◆ What you are asked to do:
Copy the lines from the one containing "data-label: 32.92 (369, 283, 407, 300)" down to the one containing "y-tick-label: 31 (50, 416, 68, 433)", renaming "data-label" to "value-label" and leaving everything else as it is.

◆ Spatial layout data:
^^^^^^^^
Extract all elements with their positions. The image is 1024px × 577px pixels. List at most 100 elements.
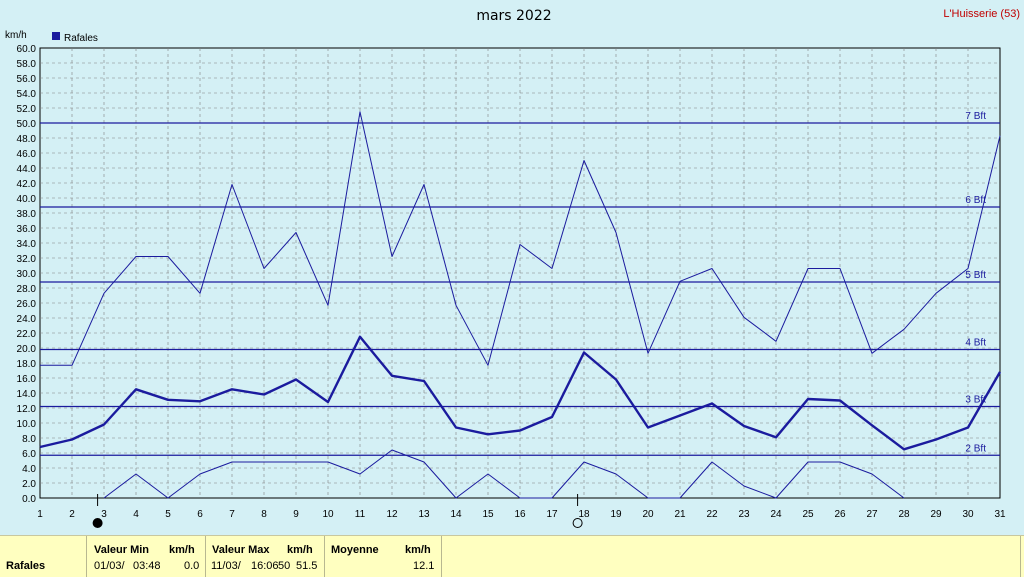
beaufort-label: 3 Bft bbox=[965, 395, 986, 406]
y-tick-label: 58.0 bbox=[17, 59, 37, 70]
min-unit: km/h bbox=[169, 544, 195, 556]
summary-row-label-cell: Rafales bbox=[0, 536, 86, 577]
y-tick-label: 42.0 bbox=[17, 179, 37, 190]
x-tick-label: 28 bbox=[898, 509, 910, 520]
station-name: L'Huisserie (53) bbox=[943, 8, 1020, 20]
x-tick-label: 20 bbox=[642, 509, 654, 520]
full-moon-icon bbox=[572, 518, 583, 528]
x-tick-label: 15 bbox=[482, 509, 494, 520]
y-tick-label: 38.0 bbox=[17, 209, 37, 220]
x-tick-label: 4 bbox=[133, 509, 139, 520]
x-tick-label: 3 bbox=[101, 509, 107, 520]
y-tick-label: 56.0 bbox=[17, 74, 37, 85]
y-tick-label: 30.0 bbox=[17, 269, 37, 280]
beaufort-label: 7 Bft bbox=[965, 111, 986, 122]
y-tick-label: 52.0 bbox=[17, 104, 37, 115]
x-tick-label: 5 bbox=[165, 509, 171, 520]
beaufort-label: 5 Bft bbox=[965, 270, 986, 281]
series-line-rafales bbox=[39, 335, 1002, 451]
summary-separator bbox=[441, 536, 442, 577]
x-tick-label: 12 bbox=[386, 509, 398, 520]
x-tick-label: 25 bbox=[802, 509, 814, 520]
summary-separator bbox=[1020, 536, 1021, 577]
chart-title: mars 2022 bbox=[476, 8, 551, 24]
y-tick-label: 48.0 bbox=[17, 134, 37, 145]
x-tick-label: 1 bbox=[37, 509, 43, 520]
legend-swatch bbox=[52, 32, 60, 40]
max-time: 16:06 bbox=[251, 560, 279, 572]
x-tick-label: 13 bbox=[418, 509, 430, 520]
max-header: Valeur Max bbox=[212, 544, 270, 556]
series-line-secondary bbox=[103, 449, 905, 499]
x-tick-label: 27 bbox=[866, 509, 878, 520]
summary-avg-cell: Moyenne km/h 12.1 bbox=[325, 536, 441, 577]
summary-separator bbox=[205, 536, 206, 577]
legend-label: Rafales bbox=[64, 33, 98, 44]
y-tick-label: 46.0 bbox=[17, 149, 37, 160]
x-tick-label: 7 bbox=[229, 509, 235, 520]
y-tick-label: 16.0 bbox=[17, 374, 37, 385]
x-tick-label: 18 bbox=[578, 509, 590, 520]
x-tick-label: 31 bbox=[994, 509, 1006, 520]
summary-table: Rafales Valeur Min km/h 01/03/ 03:48 0.0… bbox=[0, 535, 1024, 577]
y-tick-label: 0.0 bbox=[22, 494, 36, 505]
y-tick-label: 2.0 bbox=[22, 479, 36, 490]
min-time: 03:48 bbox=[133, 560, 161, 572]
x-tick-label: 30 bbox=[962, 509, 974, 520]
max-value: 51.5 bbox=[296, 560, 318, 572]
beaufort-label: 2 Bft bbox=[965, 443, 986, 454]
y-tick-label: 10.0 bbox=[17, 419, 37, 430]
avg-header: Moyenne bbox=[331, 544, 379, 556]
avg-value: 12.1 bbox=[413, 560, 435, 572]
summary-max-cell: Valeur Max km/h 11/03/ 16:06 50 51.5 bbox=[206, 536, 324, 577]
x-tick-label: 2 bbox=[69, 509, 75, 520]
x-tick-label: 29 bbox=[930, 509, 942, 520]
x-tick-label: 11 bbox=[355, 509, 366, 520]
x-tick-label: 26 bbox=[834, 509, 846, 520]
y-tick-label: 26.0 bbox=[17, 299, 37, 310]
y-tick-label: 14.0 bbox=[17, 389, 37, 400]
y-tick-label: 50.0 bbox=[17, 119, 37, 130]
x-tick-label: 14 bbox=[450, 509, 462, 520]
summary-min-cell: Valeur Min km/h 01/03/ 03:48 0.0 bbox=[87, 536, 205, 577]
y-tick-label: 44.0 bbox=[17, 164, 37, 175]
wind-chart: mars 2022 L'Huisserie (53) km/h Rafales … bbox=[5, 8, 1020, 528]
summary-separator bbox=[86, 536, 87, 577]
max-unit: km/h bbox=[287, 544, 313, 556]
x-tick-label: 16 bbox=[514, 509, 526, 520]
y-tick-label: 34.0 bbox=[17, 239, 37, 250]
series-group bbox=[39, 111, 1002, 499]
summary-separator bbox=[324, 536, 325, 577]
beaufort-label: 6 Bft bbox=[965, 195, 986, 206]
y-tick-label: 18.0 bbox=[17, 359, 37, 370]
y-tick-label: 54.0 bbox=[17, 89, 37, 100]
y-tick-label: 24.0 bbox=[17, 314, 37, 325]
y-tick-label: 4.0 bbox=[22, 464, 36, 475]
y-tick-label: 32.0 bbox=[17, 254, 37, 265]
y-tick-label: 8.0 bbox=[22, 434, 36, 445]
x-tick-label: 21 bbox=[674, 509, 686, 520]
x-tick-label: 22 bbox=[706, 509, 718, 520]
min-header: Valeur Min bbox=[94, 544, 150, 556]
beaufort-label: 4 Bft bbox=[965, 338, 986, 349]
new-moon-icon bbox=[92, 518, 103, 528]
x-tick-label: 6 bbox=[197, 509, 203, 520]
y-tick-label: 36.0 bbox=[17, 224, 37, 235]
x-ticks: 1 2 3 4 5 6 7 8 9 10 11 12 13 14 15 16 17 18 19 20 21 22 23 24 2… bbox=[37, 509, 1006, 520]
beaufort-lines: 2 Bft 3 Bft 4 Bft 5 Bft 6 Bft 7 Bft bbox=[40, 111, 1000, 456]
y-tick-label: 20.0 bbox=[17, 344, 37, 355]
max-date: 11/03/ bbox=[211, 560, 241, 572]
min-value: 0.0 bbox=[184, 560, 200, 572]
y-tick-label: 60.0 bbox=[17, 44, 37, 55]
x-tick-label: 17 bbox=[546, 509, 558, 520]
max-digits: 50 bbox=[278, 560, 291, 572]
x-tick-label: 10 bbox=[322, 509, 334, 520]
y-tick-label: 12.0 bbox=[17, 404, 37, 415]
y-tick-label: 28.0 bbox=[17, 284, 37, 295]
y-axis-unit: km/h bbox=[5, 30, 27, 41]
avg-unit: km/h bbox=[405, 544, 431, 556]
summary-row-label: Rafales bbox=[6, 560, 46, 572]
x-tick-label: 24 bbox=[770, 509, 782, 520]
x-tick-label: 19 bbox=[610, 509, 622, 520]
x-tick-label: 8 bbox=[261, 509, 267, 520]
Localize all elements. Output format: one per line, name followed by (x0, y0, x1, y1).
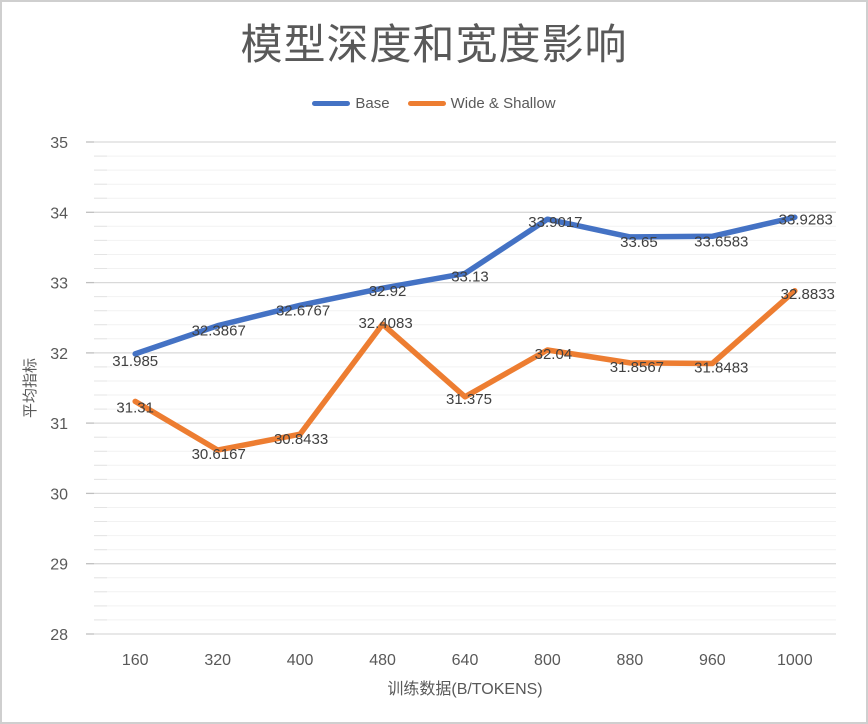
data-label: 32.92 (369, 283, 407, 300)
y-tick-label: 34 (50, 205, 68, 222)
data-label: 33.9283 (779, 211, 833, 228)
x-tick-label: 480 (369, 652, 396, 669)
x-tick-label: 320 (204, 652, 231, 669)
axis-tick-marks (86, 141, 107, 635)
y-tick-label: 29 (50, 557, 68, 574)
data-label: 31.8483 (694, 360, 748, 377)
y-tick-label: 31 (50, 416, 68, 433)
major-gridlines (94, 141, 836, 635)
series-lines (132, 214, 798, 453)
y-tick-label: 35 (50, 135, 68, 152)
legend-label-base: Base (355, 95, 390, 112)
x-tick-label: 400 (287, 652, 314, 669)
x-tick-label: 960 (699, 652, 726, 669)
x-tick-label: 880 (617, 652, 644, 669)
data-label: 32.4083 (358, 315, 412, 332)
y-axis-title: 平均指标 (22, 358, 39, 418)
data-label: 31.31 (116, 399, 154, 416)
series-line-base (132, 214, 798, 357)
legend: Base Wide & Shallow (2, 95, 866, 112)
y-tick-label: 30 (50, 486, 68, 503)
data-label: 32.8833 (781, 286, 835, 303)
chart-title: 模型深度和宽度影响 (240, 21, 628, 68)
data-labels: 31.985 32.3867 32.6767 32.92 33.13 33.9017 33.… (112, 211, 835, 463)
data-label: 30.8433 (274, 431, 328, 448)
data-label: 33.65 (620, 234, 658, 251)
data-label: 32.04 (535, 346, 573, 363)
y-tick-label: 28 (50, 627, 68, 644)
data-label: 33.13 (451, 268, 489, 285)
data-label: 32.6767 (276, 302, 330, 319)
legend-swatch-base-icon (312, 101, 351, 106)
x-tick-label: 160 (122, 652, 149, 669)
x-axis-tick-labels: 160 320 400 480 640 800 880 960 1000 (122, 652, 813, 669)
data-label: 31.8567 (610, 359, 664, 376)
y-axis-tick-labels: 35 34 33 32 31 30 29 28 (50, 135, 68, 644)
legend-item-base: Base (312, 95, 390, 112)
x-axis-title: 训练数据(B/TOKENS) (387, 680, 542, 698)
minor-gridlines (94, 155, 836, 621)
data-label: 31.375 (446, 391, 492, 408)
data-label: 33.6583 (694, 233, 748, 250)
data-label: 33.9017 (528, 214, 582, 231)
legend-item-wide-shallow: Wide & Shallow (407, 95, 556, 112)
data-label: 32.3867 (192, 323, 246, 340)
data-label: 31.985 (112, 353, 158, 370)
legend-swatch-wide-shallow-icon (407, 101, 446, 106)
x-tick-label: 640 (452, 652, 479, 669)
data-label: 30.6167 (192, 446, 246, 463)
legend-label-wide-shallow: Wide & Shallow (450, 95, 556, 112)
y-tick-label: 32 (50, 346, 68, 363)
y-tick-label: 33 (50, 276, 68, 293)
series-line-wide-shallow (132, 288, 798, 453)
x-tick-label: 800 (534, 652, 561, 669)
x-tick-label: 1000 (777, 652, 813, 669)
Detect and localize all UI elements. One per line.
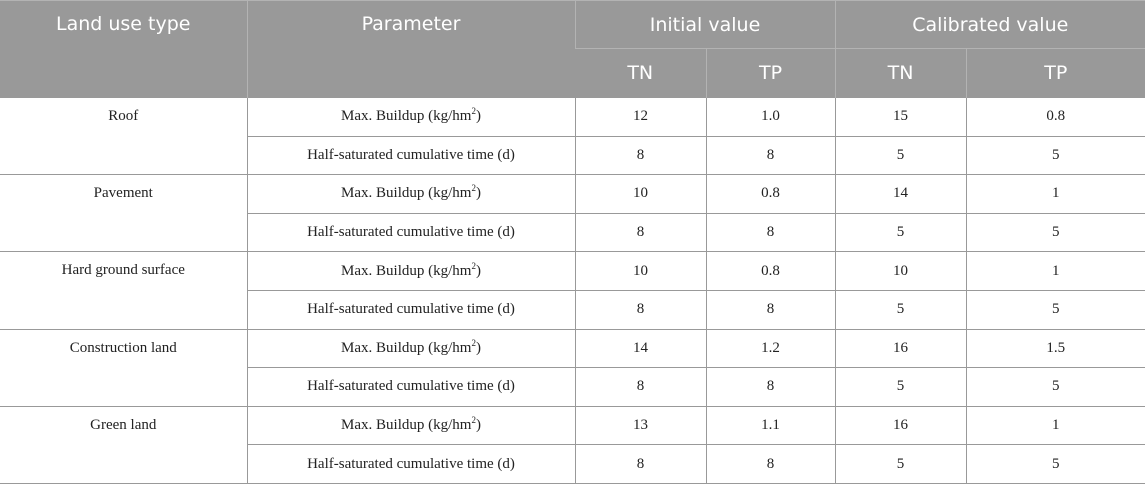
land-use-cell: Construction land (0, 328, 248, 407)
parameter-cell-max-buildup: Max. Buildup (kg/hm2) (246, 405, 576, 446)
table-row: Green land Max. Buildup (kg/hm2) 13 1.1 16 1 (0, 405, 1145, 484)
value-cell-init-tn: 14 (574, 328, 707, 369)
value-cell-init-tn: 10 (574, 174, 707, 214)
parameter-cell-max-buildup: Max. Buildup (kg/hm2) (246, 251, 576, 291)
value-cell-cal-tp: 5 (965, 367, 1145, 407)
value-cell-init-tp: 1.2 (705, 328, 836, 369)
unit-superscript: 2 (471, 183, 476, 194)
land-use-cell: Hard ground surface (0, 251, 248, 330)
max-buildup-label: Max. Buildup (kg/hm (341, 262, 472, 279)
value-cell-cal-tp: 1 (965, 405, 1145, 446)
value-cell-cal-tn: 15 (834, 97, 967, 137)
unit-close-paren: ) (475, 108, 481, 125)
parameter-cell-half-saturated: Half-saturated cumulative time (d) (247, 212, 576, 253)
parameter-cell-half-saturated: Half-saturated cumulative time (d) (247, 444, 576, 484)
unit-superscript: 2 (471, 337, 476, 348)
header-initial-value: Initial value (574, 0, 836, 49)
header-parameter: Parameter (246, 0, 575, 98)
table-row: Half-saturated cumulative time (d) 8 8 5 5 (0, 212, 1145, 253)
value-cell-cal-tp: 5 (965, 444, 1145, 484)
unit-superscript: 2 (471, 260, 476, 271)
table-row: Pavement Max. Buildup (kg/hm2) 10 0.8 14 1 (0, 174, 1145, 253)
unit-close-paren: ) (475, 185, 481, 202)
table-row: Hard ground surface Max. Buildup (kg/hm2)… (0, 251, 1145, 330)
max-buildup-label: Max. Buildup (kg/hm (341, 108, 472, 125)
value-cell-init-tp: 8 (705, 367, 836, 407)
parameter-cell-max-buildup: Max. Buildup (kg/hm2) (246, 328, 576, 369)
max-buildup-label: Max. Buildup (kg/hm (341, 185, 472, 202)
header-calibrated-tp: TP (965, 48, 1145, 98)
value-cell-init-tn: 8 (574, 367, 707, 407)
value-cell-cal-tn: 5 (834, 212, 967, 253)
land-use-cell: Roof (0, 96, 248, 176)
value-cell-init-tp: 8 (705, 444, 836, 484)
land-use-cell: Pavement (0, 174, 248, 253)
value-cell-init-tn: 8 (574, 444, 707, 484)
parameter-cell-max-buildup: Max. Buildup (kg/hm2) (246, 174, 576, 214)
value-cell-cal-tp: 5 (965, 289, 1145, 330)
unit-superscript: 2 (471, 415, 476, 426)
header-initial-tp: TP (705, 48, 836, 98)
value-cell-init-tn: 12 (574, 97, 707, 137)
value-cell-cal-tp: 1.5 (965, 328, 1145, 369)
header-calibrated-tn: TN (834, 48, 967, 98)
value-cell-cal-tp: 5 (965, 212, 1145, 253)
header-row-1: Land use type Parameter Initial value Ca… (0, 0, 1145, 98)
header-initial-tn: TN (575, 48, 706, 98)
parameter-cell-half-saturated: Half-saturated cumulative time (d) (247, 135, 576, 176)
value-cell-init-tn: 13 (574, 405, 707, 446)
value-cell-cal-tp: 5 (965, 135, 1145, 176)
table-row: Half-saturated cumulative time (d) 8 8 5 5 (0, 289, 1145, 330)
value-cell-cal-tp: 1 (965, 174, 1145, 214)
max-buildup-label: Max. Buildup (kg/hm (341, 339, 472, 356)
value-cell-cal-tp: 0.8 (965, 97, 1145, 137)
table-row: Half-saturated cumulative time (d) 8 8 5 5 (0, 444, 1145, 484)
table-row: Half-saturated cumulative time (d) 8 8 5 5 (0, 367, 1145, 407)
value-cell-cal-tn: 10 (834, 251, 967, 291)
value-cell-cal-tn: 5 (834, 367, 967, 407)
unit-superscript: 2 (471, 106, 476, 117)
unit-close-paren: ) (475, 262, 481, 279)
value-cell-init-tn: 8 (574, 135, 707, 176)
table-body: Roof Max. Buildup (kg/hm2) 12 1.0 15 0.8 Half-… (0, 96, 1145, 484)
value-cell-init-tp: 1.0 (705, 97, 836, 137)
value-cell-cal-tn: 5 (834, 444, 967, 484)
unit-close-paren: ) (475, 339, 481, 356)
table-row: Roof Max. Buildup (kg/hm2) 12 1.0 15 0.8 (0, 96, 1145, 176)
value-cell-init-tn: 10 (574, 251, 707, 291)
parameter-cell-max-buildup: Max. Buildup (kg/hm2) (246, 97, 576, 137)
value-cell-init-tp: 0.8 (705, 251, 836, 291)
table-row: Half-saturated cumulative time (d) 8 8 5 5 (0, 135, 1145, 176)
table-row: Construction land Max. Buildup (kg/hm2) 14… (0, 328, 1145, 407)
value-cell-cal-tn: 5 (834, 289, 967, 330)
value-cell-cal-tp: 1 (965, 251, 1145, 291)
value-cell-cal-tn: 14 (834, 174, 967, 214)
value-cell-init-tp: 0.8 (705, 174, 836, 214)
header-row-2: TN TP TN TP (0, 48, 1145, 98)
unit-close-paren: ) (475, 417, 481, 434)
value-cell-init-tn: 8 (574, 212, 707, 253)
value-cell-cal-tn: 16 (834, 405, 967, 446)
parameter-cell-half-saturated: Half-saturated cumulative time (d) (247, 289, 576, 330)
value-cell-init-tp: 1.1 (705, 405, 836, 446)
value-cell-init-tp: 8 (705, 212, 836, 253)
table-header: Land use type Parameter Initial value Ca… (0, 0, 1145, 98)
value-cell-cal-tn: 16 (834, 328, 967, 369)
value-cell-init-tp: 8 (705, 289, 836, 330)
value-cell-init-tn: 8 (574, 289, 707, 330)
header-land-use-type: Land use type (0, 0, 247, 98)
parameter-cell-half-saturated: Half-saturated cumulative time (d) (247, 367, 576, 407)
land-use-cell: Green land (0, 405, 248, 484)
value-cell-init-tp: 8 (705, 135, 836, 176)
max-buildup-label: Max. Buildup (kg/hm (341, 417, 472, 434)
value-cell-cal-tn: 5 (834, 135, 967, 176)
header-calibrated-value: Calibrated value (834, 0, 1145, 49)
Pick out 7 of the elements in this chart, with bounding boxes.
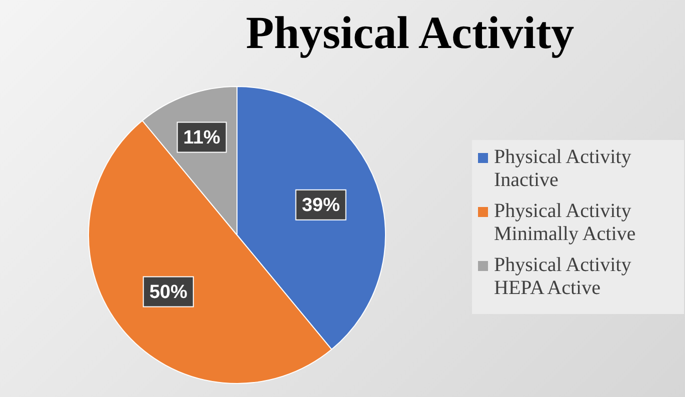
legend-label: Physical Activity HEPA Active xyxy=(494,254,632,300)
chart-title: Physical Activity xyxy=(244,6,576,59)
data-label: 11% xyxy=(183,127,220,148)
data-label: 39% xyxy=(302,195,340,216)
data-label: 50% xyxy=(149,282,188,304)
legend-label: Physical Activity Inactive xyxy=(494,146,632,192)
legend-label: Physical Activity Minimally Active xyxy=(494,200,637,246)
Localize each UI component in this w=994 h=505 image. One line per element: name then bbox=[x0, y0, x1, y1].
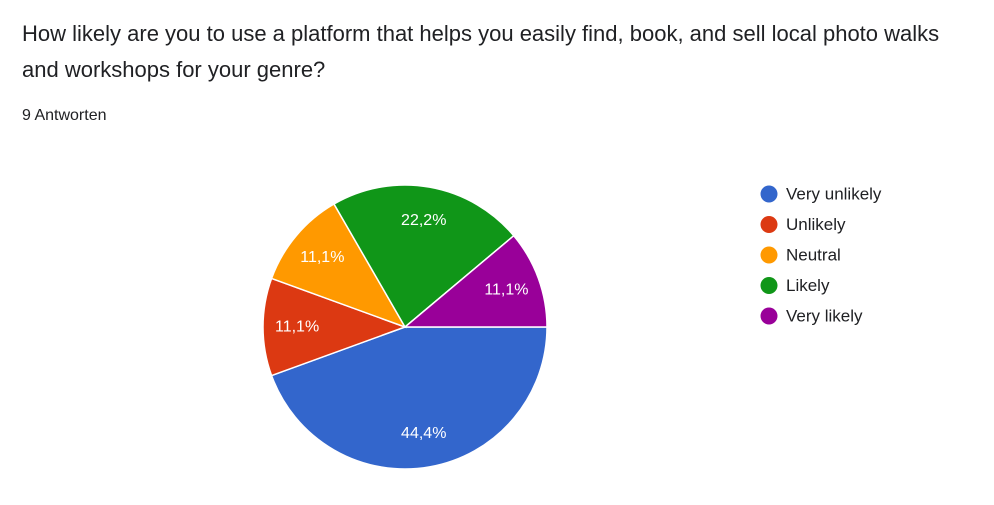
legend-item-neutral[interactable]: Neutral bbox=[760, 246, 841, 265]
pie-slice-very-unlikely[interactable] bbox=[270, 326, 548, 470]
legend-item-unlikely[interactable]: Unlikely bbox=[760, 215, 847, 234]
pie-slice-unlikely[interactable] bbox=[262, 277, 408, 377]
slice-label-likely: 22,2% bbox=[401, 212, 446, 229]
legend-label: Neutral bbox=[786, 246, 841, 265]
legend-swatch bbox=[760, 246, 778, 264]
legend-label: Likely bbox=[786, 276, 830, 295]
legend-swatch bbox=[760, 277, 778, 294]
legend-item-likely[interactable]: Likely bbox=[760, 276, 830, 295]
legend-swatch bbox=[760, 185, 778, 203]
response-count: 9 Antworten bbox=[22, 107, 107, 124]
question-title: How likely are you to use a platform tha… bbox=[22, 21, 940, 82]
legend-swatch bbox=[760, 307, 778, 325]
pie-slice-labels: 44,4% 11,1% 11,1% 22,2% 11,1% bbox=[275, 212, 529, 442]
slice-label-very-likely: 11,1% bbox=[484, 282, 528, 299]
pie-slice-likely[interactable] bbox=[332, 184, 515, 329]
slice-label-neutral: 11,1% bbox=[300, 249, 344, 266]
legend-swatch bbox=[760, 216, 778, 233]
pie-slice-very-likely[interactable] bbox=[402, 234, 548, 328]
pie-slices bbox=[262, 184, 548, 470]
legend-label: Very unlikely bbox=[786, 185, 882, 204]
legend-item-very-unlikely[interactable]: Very unlikely bbox=[760, 185, 882, 204]
chart-legend: Very unlikely Unlikely Neutral Likely Very l… bbox=[760, 185, 882, 326]
legend-label: Very likely bbox=[786, 307, 863, 326]
pie-slice-neutral[interactable] bbox=[270, 202, 407, 329]
legend-item-very-likely[interactable]: Very likely bbox=[760, 307, 864, 326]
slice-label-unlikely: 11,1% bbox=[275, 319, 319, 336]
legend-label: Unlikely bbox=[786, 215, 846, 234]
slice-label-very-unlikely: 44,4% bbox=[401, 425, 446, 442]
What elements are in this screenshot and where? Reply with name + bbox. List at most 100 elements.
^^^^^^^^
◆ Final result:
value-label: 32.92 (369, 283, 407, 300)
y-tick-label: 34 (50, 205, 68, 222)
value-label: 33.9283 (779, 211, 833, 228)
x-tick-label: 480 (369, 652, 396, 669)
x-tick-label: 320 (204, 652, 231, 669)
axis-tick-marks (86, 141, 107, 635)
y-tick-label: 29 (50, 557, 68, 574)
value-label: 31.8483 (694, 360, 748, 377)
y-tick-label: 31 (50, 416, 68, 433)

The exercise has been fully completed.